▶ [RECORDS PROVIDED]:

++++++++++++++++++++

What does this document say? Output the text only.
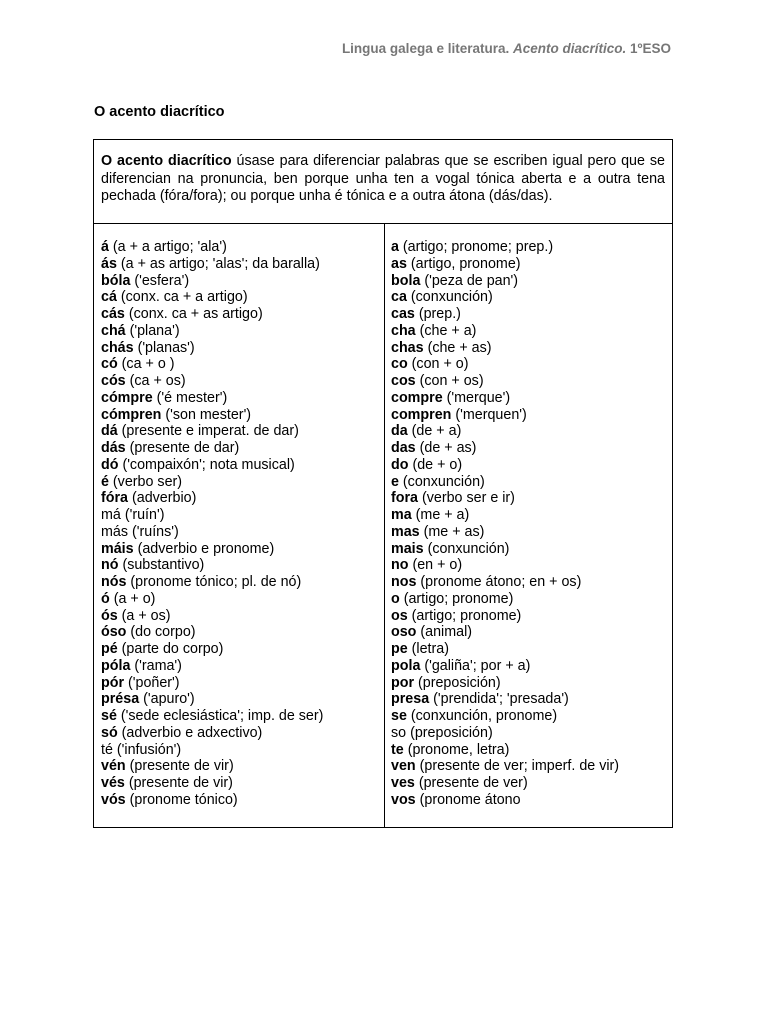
Lingua galega e literatura. Acento diacrítico. 1ºESO
O acento diacrítico
O acento diacrítico úsase para diferenciar palabras que se escriben igual pero que se diferencian na pronuncia, ben porque unha ten a vogal tónica aberta e a outra tena pechada (fóra/fora); ou porque unha é tónica e a outra átona (dás/das).
á (a + a artigo; 'ala')
ás (a + as artigo; 'alas'; da baralla)
bóla ('esfera')
cá (conx. ca + a artigo)
cás (conx. ca + as artigo)
chá ('plana')
chás ('planas')
có (ca + o )
cós (ca + os)
cómpre ('é mester')
cómpren ('son mester')
dá (presente e imperat. de dar)
dás (presente de dar)
dó ('compaixón'; nota musical)
é (verbo ser)
fóra (adverbio)
má ('ruín')
más ('ruíns')
máis (adverbio e pronome)
nó (substantivo)
nós (pronome tónico; pl. de nó)
ó (a + o)
ós (a + os)
óso (do corpo)
pé (parte do corpo)
póla ('rama')
pór ('poñer')
présa ('apuro')
sé ('sede eclesiástica'; imp. de ser)
só (adverbio e adxectivo)
té ('infusión')
vén (presente de vir)
vés (presente de vir)
vós (pronome tónico)
a (artigo; pronome; prep.)
as (artigo, pronome)
bola ('peza de pan')
ca (conxunción)
cas (prep.)
cha (che + a)
chas (che + as)
co (con + o)
cos (con + os)
compre ('merque')
compren ('merquen')
da (de + a)
das (de + as)
do (de + o)
e (conxunción)
fora (verbo ser e ir)
ma (me + a)
mas (me + as)
mais (conxunción)
no (en + o)
nos (pronome átono; en + os)
o (artigo; pronome)
os (artigo; pronome)
oso (animal)
pe (letra)
pola ('galiña'; por + a)
por (preposición)
presa ('prendida'; 'presada')
se (conxunción, pronome)
so (preposición)
te (pronome, letra)
ven (presente de ver; imperf. de vir)
ves (presente de ver)
vos (pronome átono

++++++++++++++++++++

▶ [DESCRIPTION OF THE TASK]: Where a line of the material above holds the string "fora", copy that line.

▶ [OUTPUT BELOW]:
O acento diacrítico úsase para diferenciar palabras que se escriben igual pero que se diferencian na pronuncia, ben porque unha ten a vogal tónica aberta e a outra tena pechada (fóra/fora); ou porque unha é tónica e a outra átona (dás/das).
fora (verbo ser e ir)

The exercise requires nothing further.